#### [Short exercise]
Transcribe all the entries word for word, but omit the images.

#### [Raw records]
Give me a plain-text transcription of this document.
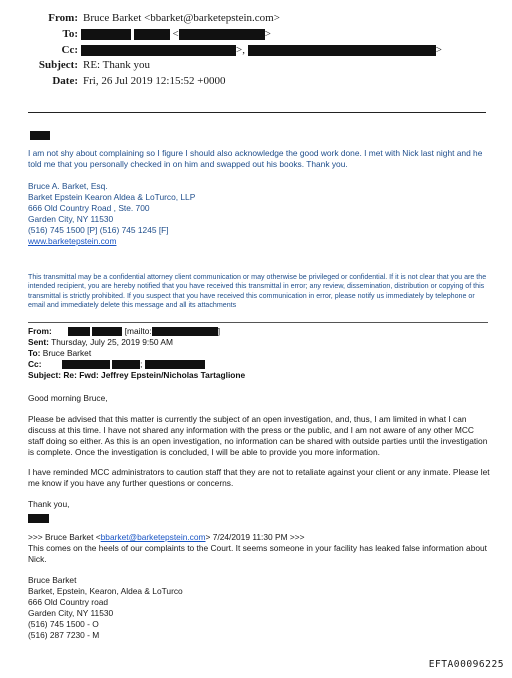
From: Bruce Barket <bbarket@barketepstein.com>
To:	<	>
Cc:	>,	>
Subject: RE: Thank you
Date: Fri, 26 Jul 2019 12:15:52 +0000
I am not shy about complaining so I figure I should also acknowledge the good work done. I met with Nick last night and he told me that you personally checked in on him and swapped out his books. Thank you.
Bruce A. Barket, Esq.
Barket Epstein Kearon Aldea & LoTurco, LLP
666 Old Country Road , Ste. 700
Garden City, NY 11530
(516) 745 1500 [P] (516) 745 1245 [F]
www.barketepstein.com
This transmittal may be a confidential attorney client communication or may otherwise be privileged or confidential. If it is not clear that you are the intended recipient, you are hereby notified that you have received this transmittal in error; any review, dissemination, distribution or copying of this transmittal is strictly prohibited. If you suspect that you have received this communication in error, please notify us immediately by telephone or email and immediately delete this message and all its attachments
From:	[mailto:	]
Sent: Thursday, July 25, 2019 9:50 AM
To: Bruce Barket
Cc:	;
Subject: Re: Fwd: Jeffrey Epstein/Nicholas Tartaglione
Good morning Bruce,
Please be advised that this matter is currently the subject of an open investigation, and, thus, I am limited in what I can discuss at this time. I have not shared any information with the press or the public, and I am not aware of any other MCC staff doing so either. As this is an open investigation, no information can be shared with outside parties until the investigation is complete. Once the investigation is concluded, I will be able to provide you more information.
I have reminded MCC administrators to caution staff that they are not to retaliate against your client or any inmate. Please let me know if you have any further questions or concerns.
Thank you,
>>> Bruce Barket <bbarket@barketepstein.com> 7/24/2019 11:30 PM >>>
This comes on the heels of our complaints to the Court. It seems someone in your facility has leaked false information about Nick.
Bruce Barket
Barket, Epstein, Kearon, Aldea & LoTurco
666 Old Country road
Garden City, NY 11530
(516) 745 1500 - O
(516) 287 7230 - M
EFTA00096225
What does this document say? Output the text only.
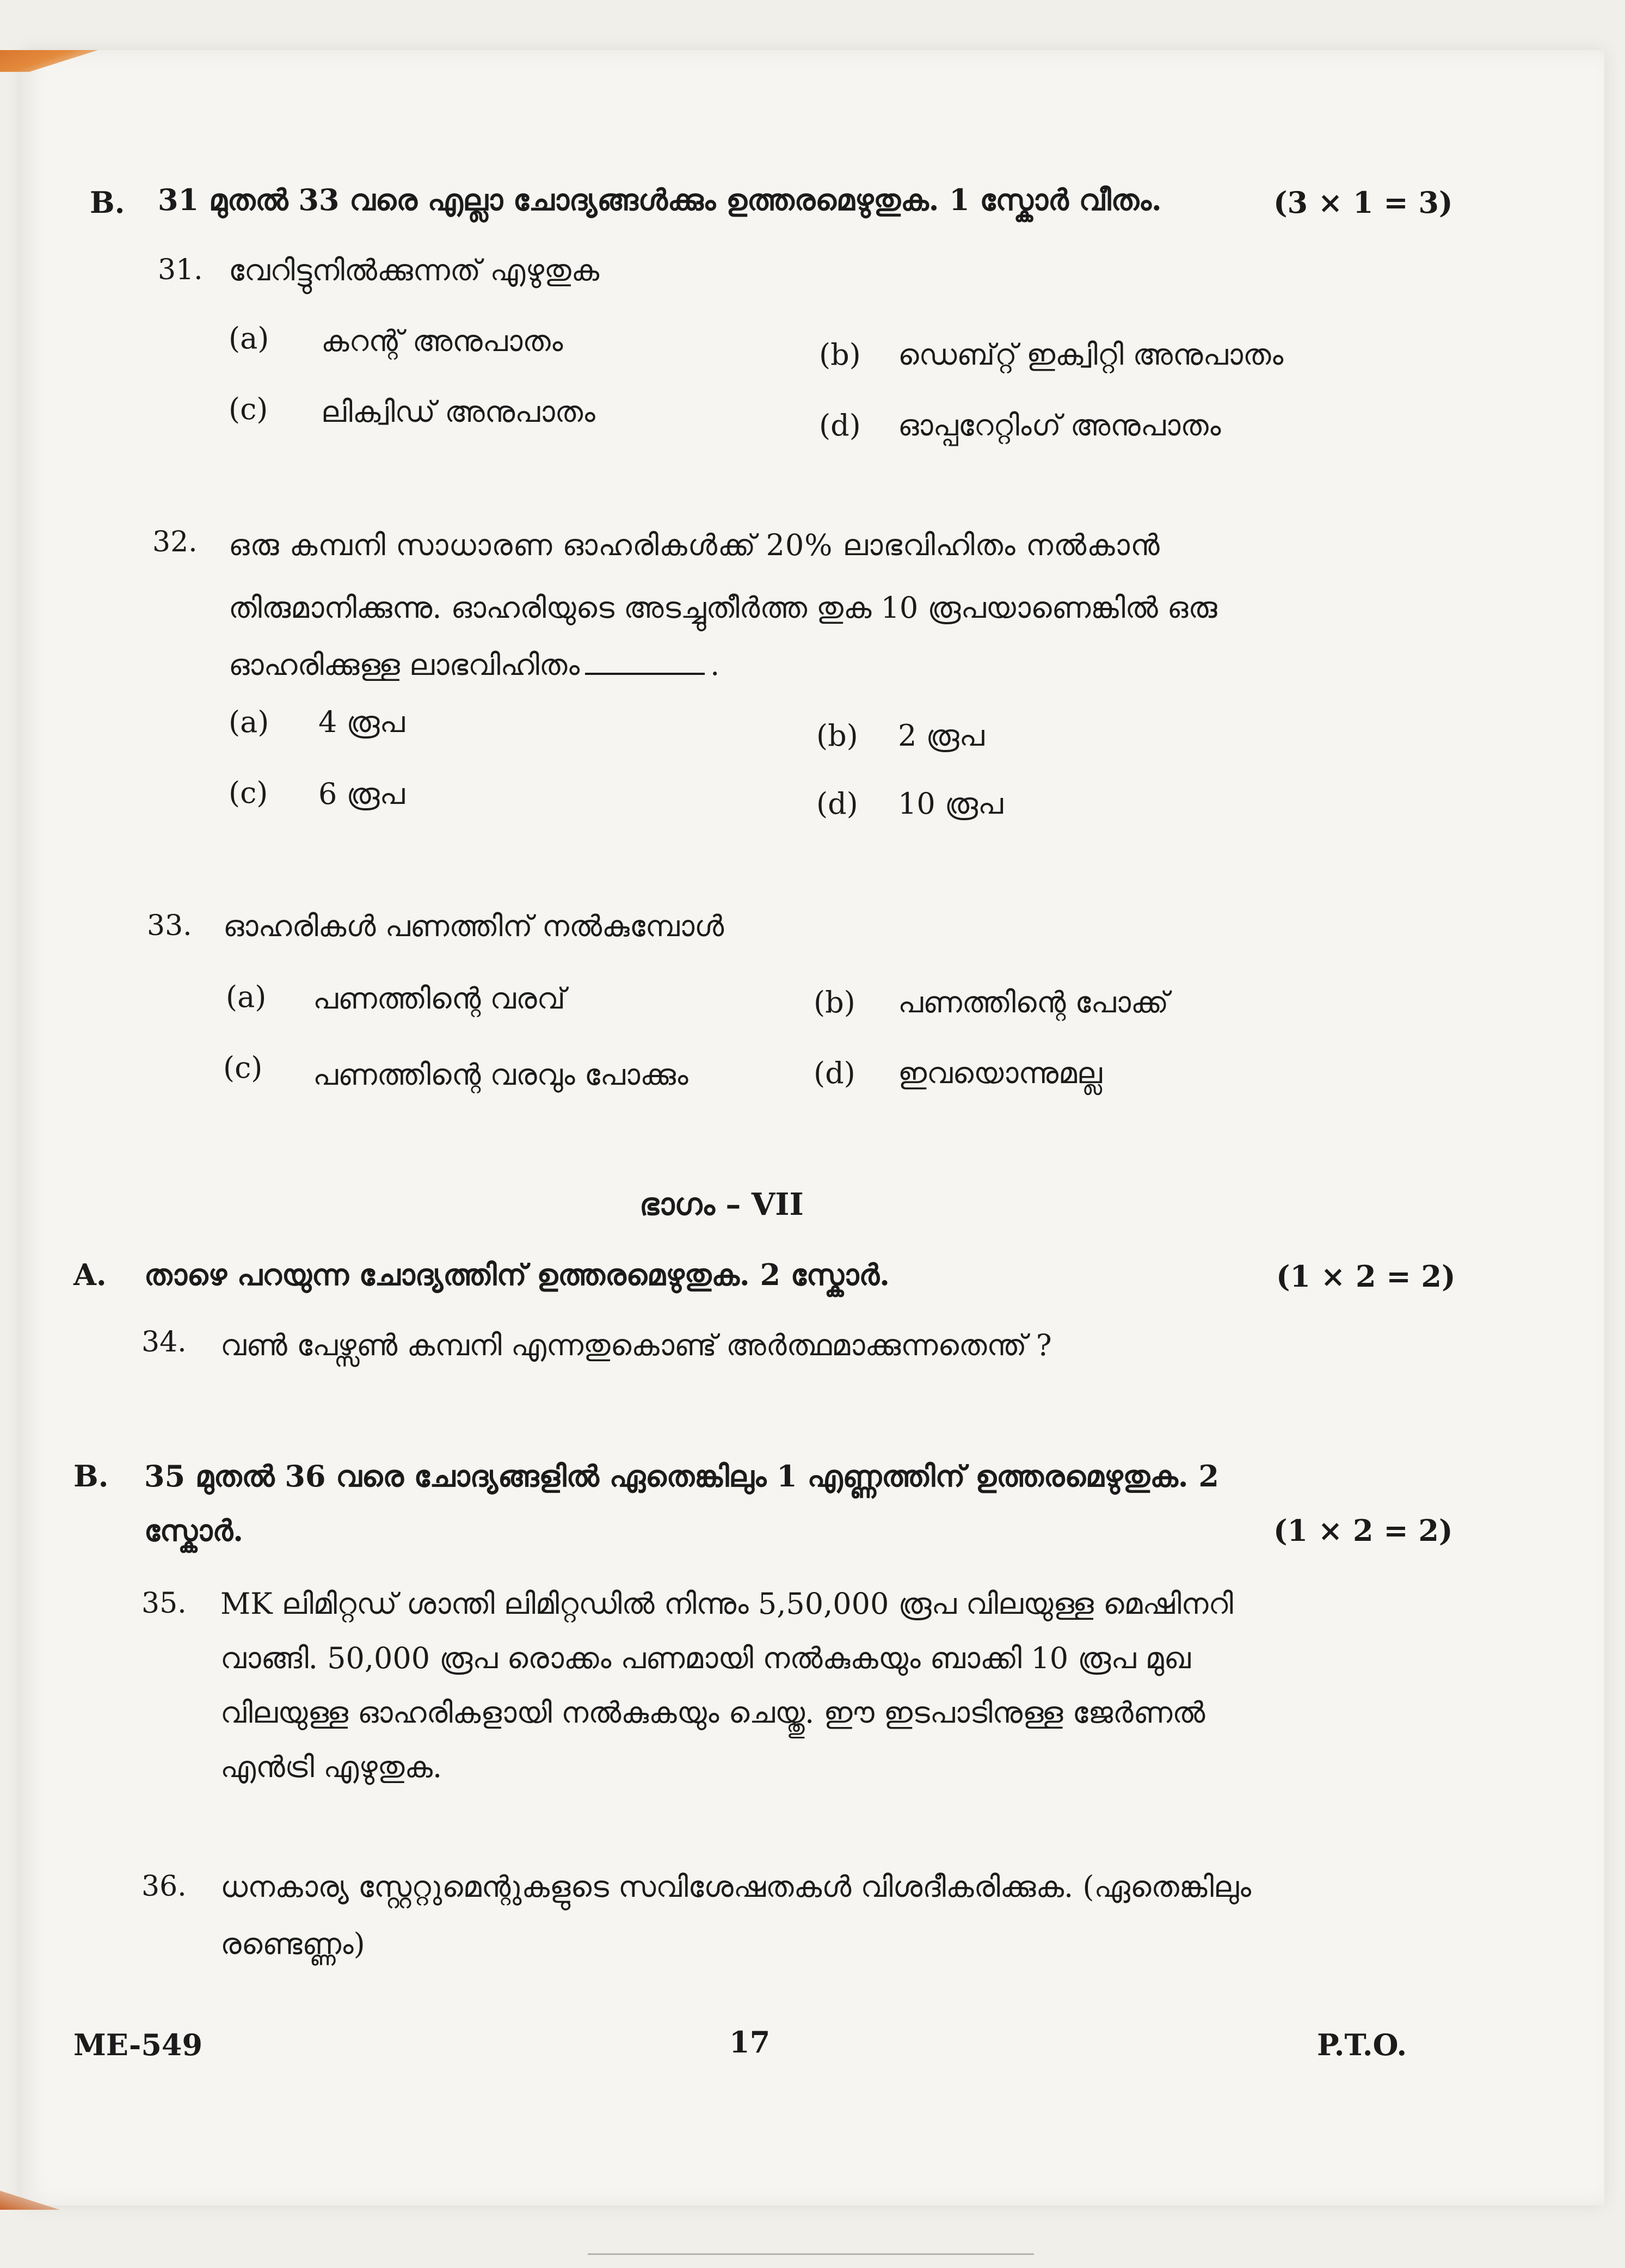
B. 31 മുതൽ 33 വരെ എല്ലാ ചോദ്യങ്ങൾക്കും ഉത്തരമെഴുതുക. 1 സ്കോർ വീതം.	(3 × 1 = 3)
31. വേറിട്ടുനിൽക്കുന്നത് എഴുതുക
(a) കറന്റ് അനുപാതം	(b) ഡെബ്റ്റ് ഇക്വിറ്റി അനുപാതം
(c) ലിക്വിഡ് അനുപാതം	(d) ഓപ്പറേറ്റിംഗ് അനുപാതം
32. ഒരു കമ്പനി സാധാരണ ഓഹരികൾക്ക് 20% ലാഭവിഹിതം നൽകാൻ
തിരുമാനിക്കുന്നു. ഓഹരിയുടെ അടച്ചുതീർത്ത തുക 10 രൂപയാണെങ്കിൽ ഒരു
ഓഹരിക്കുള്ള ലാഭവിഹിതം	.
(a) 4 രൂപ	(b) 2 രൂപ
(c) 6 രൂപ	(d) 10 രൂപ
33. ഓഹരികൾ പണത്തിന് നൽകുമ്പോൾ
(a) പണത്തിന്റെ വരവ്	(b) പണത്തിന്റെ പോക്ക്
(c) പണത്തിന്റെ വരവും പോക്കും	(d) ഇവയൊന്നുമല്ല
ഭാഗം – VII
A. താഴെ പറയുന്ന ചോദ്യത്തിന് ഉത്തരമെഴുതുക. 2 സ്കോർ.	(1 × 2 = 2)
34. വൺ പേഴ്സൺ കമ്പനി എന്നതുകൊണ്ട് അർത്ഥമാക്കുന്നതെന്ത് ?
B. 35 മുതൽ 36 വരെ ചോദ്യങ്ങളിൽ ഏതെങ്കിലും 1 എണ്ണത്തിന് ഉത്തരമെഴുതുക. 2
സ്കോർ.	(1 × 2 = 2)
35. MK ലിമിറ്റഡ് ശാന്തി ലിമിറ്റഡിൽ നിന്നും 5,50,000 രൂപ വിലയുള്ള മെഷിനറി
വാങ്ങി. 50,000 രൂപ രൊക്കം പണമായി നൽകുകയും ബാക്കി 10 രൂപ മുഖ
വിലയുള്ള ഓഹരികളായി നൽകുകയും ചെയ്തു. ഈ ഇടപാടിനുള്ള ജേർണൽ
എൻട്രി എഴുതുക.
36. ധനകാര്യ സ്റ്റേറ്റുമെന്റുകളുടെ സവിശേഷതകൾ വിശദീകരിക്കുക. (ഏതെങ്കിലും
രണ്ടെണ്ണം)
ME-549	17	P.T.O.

#### [Answer for this exercise]
Give me a plain-text transcription of this document.
From: Bruce Barket <bbarket@barketepstein.com>
To:	<	>
Cc:	>,	>
Subject: RE: Thank you
Date: Fri, 26 Jul 2019 12:15:52 +0000
I am not shy about complaining so I figure I should also acknowledge the good work done. I met with Nick last night and he told me that you personally checked in on him and swapped out his books. Thank you.
Bruce A. Barket, Esq.
Barket Epstein Kearon Aldea & LoTurco, LLP
666 Old Country Road , Ste. 700
Garden City, NY 11530
(516) 745 1500 [P] (516) 745 1245 [F]
www.barketepstein.com
This transmittal may be a confidential attorney client communication or may otherwise be privileged or confidential. If it is not clear that you are the intended recipient, you are hereby notified that you have received this transmittal in error; any review, dissemination, distribution or copying of this transmittal is strictly prohibited. If you suspect that you have received this communication in error, please notify us immediately by telephone or email and immediately delete this message and all its attachments
From:	[mailto:	]
Sent: Thursday, July 25, 2019 9:50 AM
To: Bruce Barket
Cc:	;
Subject: Re: Fwd: Jeffrey Epstein/Nicholas Tartaglione
Good morning Bruce,
Please be advised that this matter is currently the subject of an open investigation, and, thus, I am limited in what I can discuss at this time. I have not shared any information with the press or the public, and I am not aware of any other MCC staff doing so either. As this is an open investigation, no information can be shared with outside parties until the investigation is complete. Once the investigation is concluded, I will be able to provide you more information.
I have reminded MCC administrators to caution staff that they are not to retaliate against your client or any inmate. Please let me know if you have any further questions or concerns.
Thank you,
>>> Bruce Barket <bbarket@barketepstein.com> 7/24/2019 11:30 PM >>>
This comes on the heels of our complaints to the Court. It seems someone in your facility has leaked false information about Nick.
Bruce Barket
Barket, Epstein, Kearon, Aldea & LoTurco
666 Old Country road
Garden City, NY 11530
(516) 745 1500 - O
(516) 287 7230 - M
EFTA00096225
What does this document say? Output the text only.
B. 31 മുതൽ 33 വരെ എല്ലാ ചോദ്യങ്ങൾക്കും ഉത്തരമെഴുതുക. 1 സ്കോർ വീതം.	(3 × 1 = 3)
31. വേറിട്ടുനിൽക്കുന്നത് എഴുതുക
(a) കറന്റ് അനുപാതം	(b) ഡെബ്റ്റ് ഇക്വിറ്റി അനുപാതം
(c) ലിക്വിഡ് അനുപാതം	(d) ഓപ്പറേറ്റിംഗ് അനുപാതം
32. ഒരു കമ്പനി സാധാരണ ഓഹരികൾക്ക് 20% ലാഭവിഹിതം നൽകാൻ
തിരുമാനിക്കുന്നു. ഓഹരിയുടെ അടച്ചുതീർത്ത തുക 10 രൂപയാണെങ്കിൽ ഒരു
ഓഹരിക്കുള്ള ലാഭവിഹിതം	.
(a) 4 രൂപ	(b) 2 രൂപ
(c) 6 രൂപ	(d) 10 രൂപ
33. ഓഹരികൾ പണത്തിന് നൽകുമ്പോൾ
(a) പണത്തിന്റെ വരവ്	(b) പണത്തിന്റെ പോക്ക്
(c) പണത്തിന്റെ വരവും പോക്കും	(d) ഇവയൊന്നുമല്ല
ഭാഗം – VII
A. താഴെ പറയുന്ന ചോദ്യത്തിന് ഉത്തരമെഴുതുക. 2 സ്കോർ.	(1 × 2 = 2)
34. വൺ പേഴ്സൺ കമ്പനി എന്നതുകൊണ്ട് അർത്ഥമാക്കുന്നതെന്ത് ?
B. 35 മുതൽ 36 വരെ ചോദ്യങ്ങളിൽ ഏതെങ്കിലും 1 എണ്ണത്തിന് ഉത്തരമെഴുതുക. 2
സ്കോർ.	(1 × 2 = 2)
35. MK ലിമിറ്റഡ് ശാന്തി ലിമിറ്റഡിൽ നിന്നും 5,50,000 രൂപ വിലയുള്ള മെഷിനറി
വാങ്ങി. 50,000 രൂപ രൊക്കം പണമായി നൽകുകയും ബാക്കി 10 രൂപ മുഖ
വിലയുള്ള ഓഹരികളായി നൽകുകയും ചെയ്തു. ഈ ഇടപാടിനുള്ള ജേർണൽ
എൻട്രി എഴുതുക.
36. ധനകാര്യ സ്റ്റേറ്റുമെന്റുകളുടെ സവിശേഷതകൾ വിശദീകരിക്കുക. (ഏതെങ്കിലും
രണ്ടെണ്ണം)
ME-549	17	P.T.O.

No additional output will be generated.